**WHAT THE TASK REQUIRES:** Retype everything in the listing, leaving each line exactly as it is.

**RECORDS:**
-*-

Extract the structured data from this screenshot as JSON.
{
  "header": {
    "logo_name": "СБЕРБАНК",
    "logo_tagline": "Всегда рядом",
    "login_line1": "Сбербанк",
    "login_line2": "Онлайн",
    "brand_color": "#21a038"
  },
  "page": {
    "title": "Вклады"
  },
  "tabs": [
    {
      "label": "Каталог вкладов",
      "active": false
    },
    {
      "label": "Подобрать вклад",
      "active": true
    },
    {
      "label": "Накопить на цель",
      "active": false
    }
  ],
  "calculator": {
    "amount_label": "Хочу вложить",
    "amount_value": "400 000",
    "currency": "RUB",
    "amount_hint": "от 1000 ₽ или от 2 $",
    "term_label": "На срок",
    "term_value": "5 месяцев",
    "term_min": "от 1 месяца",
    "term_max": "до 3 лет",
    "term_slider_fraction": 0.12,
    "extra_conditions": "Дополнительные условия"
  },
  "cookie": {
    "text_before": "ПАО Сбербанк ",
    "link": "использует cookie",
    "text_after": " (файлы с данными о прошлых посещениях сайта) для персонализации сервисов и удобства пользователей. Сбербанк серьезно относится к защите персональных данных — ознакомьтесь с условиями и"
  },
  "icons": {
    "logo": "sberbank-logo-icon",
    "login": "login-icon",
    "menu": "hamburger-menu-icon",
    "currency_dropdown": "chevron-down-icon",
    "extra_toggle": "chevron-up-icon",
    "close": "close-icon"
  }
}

-*-

**REPLY TO THE TASK:**
Extract the structured data from this screenshot as JSON.
{
  "header": {
    "logo_name": "СБЕРБАНК",
    "logo_tagline": "Всегда рядом",
    "login_line1": "Сбербанк",
    "login_line2": "Онлайн",
    "brand_color": "#21a038"
  },
  "page": {
    "title": "Вклады"
  },
  "tabs": [
    {
      "label": "Каталог вкладов",
      "active": false
    },
    {
      "label": "Подобрать вклад",
      "active": true
    },
    {
      "label": "Накопить на цель",
      "active": false
    }
  ],
  "calculator": {
    "amount_label": "Хочу вложить",
    "amount_value": "400 000",
    "currency": "RUB",
    "amount_hint": "от 1000 ₽ или от 2 $",
    "term_label": "На срок",
    "term_value": "5 месяцев",
    "term_min": "от 1 месяца",
    "term_max": "до 3 лет",
    "term_slider_fraction": 0.12,
    "extra_conditions": "Дополнительные условия"
  },
  "cookie": {
    "text_before": "ПАО Сбербанк ",
    "link": "использует cookie",
    "text_after": " (файлы с данными о прошлых посещениях сайта) для персонализации сервисов и удобства пользователей. Сбербанк серьезно относится к защите персональных данных — ознакомьтесь с условиями и"
  },
  "icons": {
    "logo": "sberbank-logo-icon",
    "login": "login-icon",
    "menu": "hamburger-menu-icon",
    "currency_dropdown": "chevron-down-icon",
    "extra_toggle": "chevron-up-icon",
    "close": "close-icon"
  }
}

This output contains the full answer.